Dataset entries:

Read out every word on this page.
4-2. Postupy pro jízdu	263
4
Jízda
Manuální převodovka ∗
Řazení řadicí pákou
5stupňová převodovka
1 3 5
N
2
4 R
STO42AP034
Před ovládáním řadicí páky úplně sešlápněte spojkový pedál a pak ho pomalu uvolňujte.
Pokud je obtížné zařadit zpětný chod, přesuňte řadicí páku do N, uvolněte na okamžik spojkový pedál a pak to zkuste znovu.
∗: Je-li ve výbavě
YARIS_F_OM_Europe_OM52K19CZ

> **Direction**
Quote the entire listing above exactly.

> **Result for this exercise**
Read out every word on this page.
4-2. Postupy pro jízdu	263
4
Jízda
Manuální převodovka ∗
Řazení řadicí pákou
5stupňová převodovka
1 3 5
N
2
4 R
STO42AP034
Před ovládáním řadicí páky úplně sešlápněte spojkový pedál a pak ho pomalu uvolňujte.
Pokud je obtížné zařadit zpětný chod, přesuňte řadicí páku do N, uvolněte na okamžik spojkový pedál a pak to zkuste znovu.
∗: Je-li ve výbavě
YARIS_F_OM_Europe_OM52K19CZ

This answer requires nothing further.